++++ Data lines ++++

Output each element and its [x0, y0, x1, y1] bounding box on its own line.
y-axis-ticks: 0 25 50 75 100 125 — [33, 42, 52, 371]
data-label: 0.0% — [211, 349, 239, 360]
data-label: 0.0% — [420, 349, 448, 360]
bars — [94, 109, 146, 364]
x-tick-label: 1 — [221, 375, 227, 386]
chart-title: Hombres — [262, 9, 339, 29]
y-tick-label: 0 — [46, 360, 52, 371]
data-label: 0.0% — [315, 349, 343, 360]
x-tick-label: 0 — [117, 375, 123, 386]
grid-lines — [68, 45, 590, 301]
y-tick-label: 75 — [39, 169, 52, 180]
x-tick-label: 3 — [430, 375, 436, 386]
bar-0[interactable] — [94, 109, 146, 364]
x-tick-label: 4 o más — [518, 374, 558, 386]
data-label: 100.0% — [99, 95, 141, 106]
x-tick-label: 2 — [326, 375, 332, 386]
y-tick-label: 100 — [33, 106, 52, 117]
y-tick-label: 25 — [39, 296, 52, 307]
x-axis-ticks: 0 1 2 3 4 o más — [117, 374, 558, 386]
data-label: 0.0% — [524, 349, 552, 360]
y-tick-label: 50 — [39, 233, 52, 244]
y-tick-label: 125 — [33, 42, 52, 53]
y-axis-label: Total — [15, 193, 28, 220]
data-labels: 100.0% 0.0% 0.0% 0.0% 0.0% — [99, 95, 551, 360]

++++
++++ Data lines ++++

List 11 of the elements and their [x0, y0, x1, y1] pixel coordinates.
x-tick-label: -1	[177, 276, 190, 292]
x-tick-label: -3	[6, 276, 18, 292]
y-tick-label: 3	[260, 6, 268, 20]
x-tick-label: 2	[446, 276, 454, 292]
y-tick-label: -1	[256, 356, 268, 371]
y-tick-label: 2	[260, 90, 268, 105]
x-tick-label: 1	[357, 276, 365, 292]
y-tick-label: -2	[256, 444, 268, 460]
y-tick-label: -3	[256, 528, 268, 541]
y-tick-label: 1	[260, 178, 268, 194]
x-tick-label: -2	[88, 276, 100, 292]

++++

Render the lines from the one containing "Output each element" through the one containing "data-labels: 100.0% 0.0%", inclusive, as a Markdown table with the columns Row and Record line. Number each line and skip any blank ones.

| Row | Record line |
|---|---|
| 1 | Output each element and its [x0, y0, x1, y1] bounding box on its own line. |
| 2 | y-axis-ticks: 0 25 50 75 100 125 — [33, 42, 52, 371] |
| 3 | data-label: 0.0% — [211, 349, 239, 360] |
| 4 | data-label: 0.0% — [420, 349, 448, 360] |
| 5 | bars — [94, 109, 146, 364] |
| 6 | x-tick-label: 1 — [221, 375, 227, 386] |
| 7 | chart-title: Hombres — [262, 9, 339, 29] |
| 8 | y-tick-label: 0 — [46, 360, 52, 371] |
| 9 | data-label: 0.0% — [315, 349, 343, 360] |
| 10 | x-tick-label: 0 — [117, 375, 123, 386] |
| 11 | grid-lines — [68, 45, 590, 301] |
| 12 | y-tick-label: 75 — [39, 169, 52, 180] |
| 13 | x-tick-label: 3 — [430, 375, 436, 386] |
| 14 | bar-0[interactable] — [94, 109, 146, 364] |
| 15 | x-tick-label: 4 o más — [518, 374, 558, 386] |
| 16 | data-label: 100.0% — [99, 95, 141, 106] |
| 17 | x-tick-label: 2 — [326, 375, 332, 386] |
| 18 | y-tick-label: 100 — [33, 106, 52, 117] |
| 19 | y-tick-label: 25 — [39, 296, 52, 307] |
| 20 | x-axis-ticks: 0 1 2 3 4 o más — [117, 374, 558, 386] |
| 21 | data-label: 0.0% — [524, 349, 552, 360] |
| 22 | y-tick-label: 50 — [39, 233, 52, 244] |
| 23 | y-tick-label: 125 — [33, 42, 52, 53] |
| 24 | y-axis-label: Total — [15, 193, 28, 220] |
| 25 | data-labels: 100.0% 0.0% 0.0% 0.0% 0.0% — [99, 95, 551, 360] |